╭──
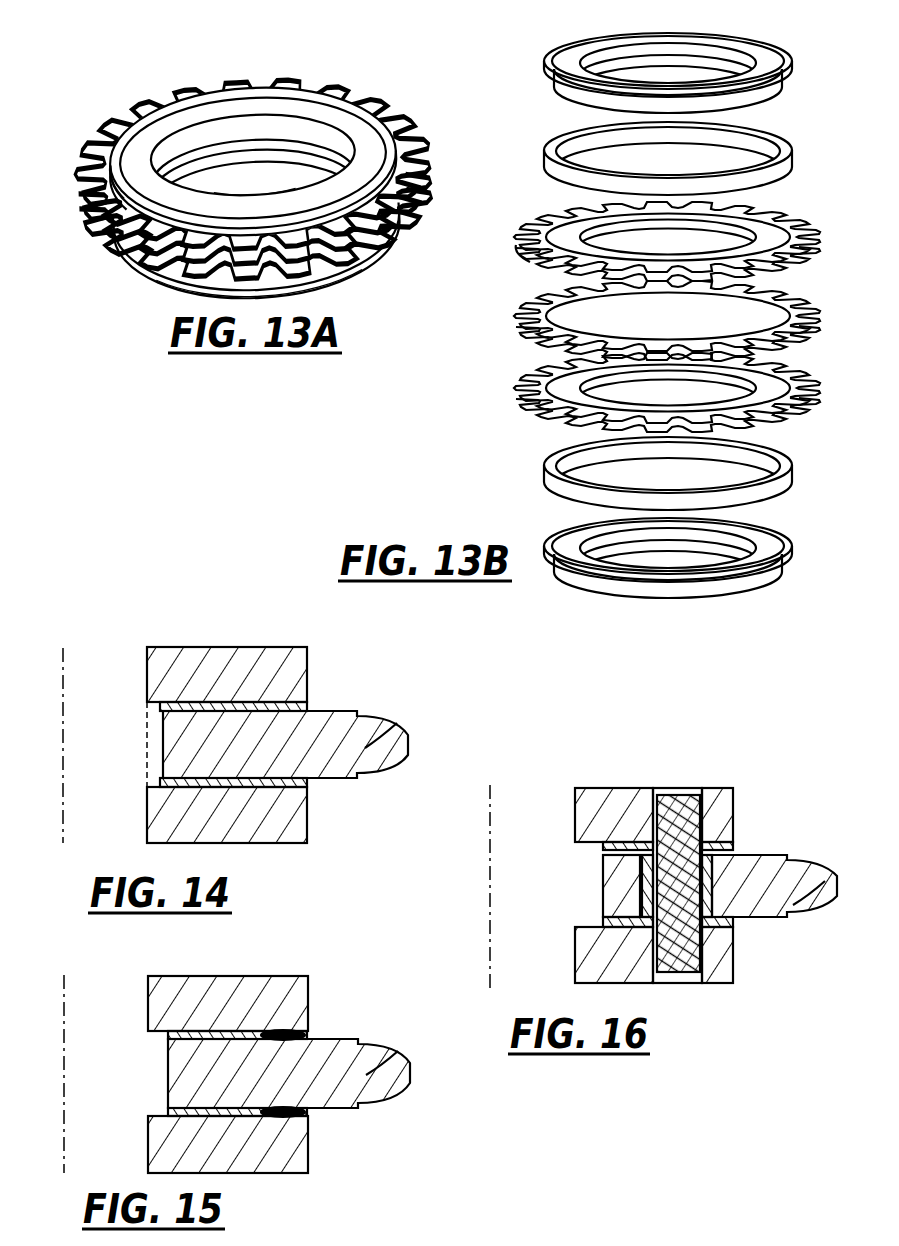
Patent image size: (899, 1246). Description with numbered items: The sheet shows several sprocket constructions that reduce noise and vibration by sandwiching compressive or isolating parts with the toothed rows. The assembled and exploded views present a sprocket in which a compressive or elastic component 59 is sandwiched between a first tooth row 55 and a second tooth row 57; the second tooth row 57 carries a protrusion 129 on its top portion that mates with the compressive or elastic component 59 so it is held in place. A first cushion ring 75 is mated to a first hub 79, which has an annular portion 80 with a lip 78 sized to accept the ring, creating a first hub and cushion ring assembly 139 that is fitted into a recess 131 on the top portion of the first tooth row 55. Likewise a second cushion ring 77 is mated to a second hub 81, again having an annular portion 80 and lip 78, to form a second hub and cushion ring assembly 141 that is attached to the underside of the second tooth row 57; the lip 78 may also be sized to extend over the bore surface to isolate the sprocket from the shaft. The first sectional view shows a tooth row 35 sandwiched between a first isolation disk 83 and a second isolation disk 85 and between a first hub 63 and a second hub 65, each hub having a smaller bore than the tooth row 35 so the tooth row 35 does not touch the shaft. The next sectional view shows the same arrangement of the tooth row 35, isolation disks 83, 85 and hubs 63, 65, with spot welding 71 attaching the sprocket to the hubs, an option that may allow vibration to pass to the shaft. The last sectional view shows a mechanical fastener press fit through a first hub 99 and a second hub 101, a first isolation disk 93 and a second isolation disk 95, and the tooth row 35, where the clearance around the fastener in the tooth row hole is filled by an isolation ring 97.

In FIG. 13A, the first hub and cushion ring assembly 139 is at (150, 126).
In FIG. 13A, the first hub 79 is at (97, 158).
In FIG. 13B, the first hub 79 is at (568, 50).
In FIG. 13A, the first cushion ring 75 is at (118, 195).
In FIG. 13B, the first cushion ring 75 is at (548, 163).
In FIG. 13A, the first tooth row 55 is at (88, 196).
In FIG. 13B, the first tooth row 55 is at (530, 254).
In FIG. 13A, the compressive or elastic component 59 is at (96, 224).
In FIG. 13B, the compressive or elastic component 59 is at (528, 312).
In FIG. 13A, the second tooth row 57 is at (104, 232).
In FIG. 13B, the second tooth row 57 is at (527, 388).
In FIG. 13A, the second cushion ring 77 is at (148, 262).
In FIG. 13B, the second cushion ring 77 is at (548, 480).
In FIG. 13A, the second hub and cushion ring assembly 141 is at (190, 275).
In FIG. 13A, the second hub 81 is at (188, 286).
In FIG. 13B, the second hub 81 is at (563, 555).
In FIG. 13B, the lip 78 is at (563, 93).
In FIG. 13B, the annular portion 80 is at (785, 76).
In FIG. 13B, the recess 131 is at (758, 232).
In FIG. 13B, the protrusion 129 is at (770, 380).
In FIG. 14, the first hub 63 is at (162, 658).
In FIG. 15, the first hub 63 is at (164, 992).
In FIG. 14, the second hub 65 is at (162, 820).
In FIG. 15, the second hub 65 is at (164, 1158).
In FIG. 14, the first isolation disk 83 is at (310, 705).
In FIG. 15, the first isolation disk 83 is at (172, 1035).
In FIG. 14, the second isolation disk 85 is at (310, 785).
In FIG. 15, the second isolation disk 85 is at (172, 1112).
In FIG. 14, the tooth row 35 is at (368, 746).
In FIG. 15, the tooth row 35 is at (348, 1074).
In FIG. 16, the tooth row 35 is at (618, 902).
In FIG. 15, the spot welding 71 is at (296, 1030).
In FIG. 16, the first hub 99 is at (593, 797).
In FIG. 16, the second hub 101 is at (583, 965).
In FIG. 16, the first isolation disk 93 is at (605, 848).
In FIG. 16, the second isolation disk 95 is at (605, 922).
In FIG. 16, the isolation ring 97 is at (640, 875).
╰──
TASK REQUIREMENTS - Copy the data above word for word, leaving out the picture.

RESPONSE BELOW -
Patent image size: (899, 1246). Description with numbered items: The sheet shows several sprocket constructions that reduce noise and vibration by sandwiching compressive or isolating parts with the toothed rows. The assembled and exploded views present a sprocket in which a compressive or elastic component 59 is sandwiched between a first tooth row 55 and a second tooth row 57; the second tooth row 57 carries a protrusion 129 on its top portion that mates with the compressive or elastic component 59 so it is held in place. A first cushion ring 75 is mated to a first hub 79, which has an annular portion 80 with a lip 78 sized to accept the ring, creating a first hub and cushion ring assembly 139 that is fitted into a recess 131 on the top portion of the first tooth row 55. Likewise a second cushion ring 77 is mated to a second hub 81, again having an annular portion 80 and lip 78, to form a second hub and cushion ring assembly 141 that is attached to the underside of the second tooth row 57; the lip 78 may also be sized to extend over the bore surface to isolate the sprocket from the shaft. The first sectional view shows a tooth row 35 sandwiched between a first isolation disk 83 and a second isolation disk 85 and between a first hub 63 and a second hub 65, each hub having a smaller bore than the tooth row 35 so the tooth row 35 does not touch the shaft. The next sectional view shows the same arrangement of the tooth row 35, isolation disks 83, 85 and hubs 63, 65, with spot welding 71 attaching the sprocket to the hubs, an option that may allow vibration to pass to the shaft. The last sectional view shows a mechanical fastener press fit through a first hub 99 and a second hub 101, a first isolation disk 93 and a second isolation disk 95, and the tooth row 35, where the clearance around the fastener in the tooth row hole is filled by an isolation ring 97.

In FIG. 13A, the first hub and cushion ring assembly 139 is at (150, 126).
In FIG. 13A, the first hub 79 is at (97, 158).
In FIG. 13B, the first hub 79 is at (568, 50).
In FIG. 13A, the first cushion ring 75 is at (118, 195).
In FIG. 13B, the first cushion ring 75 is at (548, 163).
In FIG. 13A, the first tooth row 55 is at (88, 196).
In FIG. 13B, the first tooth row 55 is at (530, 254).
In FIG. 13A, the compressive or elastic component 59 is at (96, 224).
In FIG. 13B, the compressive or elastic component 59 is at (528, 312).
In FIG. 13A, the second tooth row 57 is at (104, 232).
In FIG. 13B, the second tooth row 57 is at (527, 388).
In FIG. 13A, the second cushion ring 77 is at (148, 262).
In FIG. 13B, the second cushion ring 77 is at (548, 480).
In FIG. 13A, the second hub and cushion ring assembly 141 is at (190, 275).
In FIG. 13A, the second hub 81 is at (188, 286).
In FIG. 13B, the second hub 81 is at (563, 555).
In FIG. 13B, the lip 78 is at (563, 93).
In FIG. 13B, the annular portion 80 is at (785, 76).
In FIG. 13B, the recess 131 is at (758, 232).
In FIG. 13B, the protrusion 129 is at (770, 380).
In FIG. 14, the first hub 63 is at (162, 658).
In FIG. 15, the first hub 63 is at (164, 992).
In FIG. 14, the second hub 65 is at (162, 820).
In FIG. 15, the second hub 65 is at (164, 1158).
In FIG. 14, the first isolation disk 83 is at (310, 705).
In FIG. 15, the first isolation disk 83 is at (172, 1035).
In FIG. 14, the second isolation disk 85 is at (310, 785).
In FIG. 15, the second isolation disk 85 is at (172, 1112).
In FIG. 14, the tooth row 35 is at (368, 746).
In FIG. 15, the tooth row 35 is at (348, 1074).
In FIG. 16, the tooth row 35 is at (618, 902).
In FIG. 15, the spot welding 71 is at (296, 1030).
In FIG. 16, the first hub 99 is at (593, 797).
In FIG. 16, the second hub 101 is at (583, 965).
In FIG. 16, the first isolation disk 93 is at (605, 848).
In FIG. 16, the second isolation disk 95 is at (605, 922).
In FIG. 16, the isolation ring 97 is at (640, 875).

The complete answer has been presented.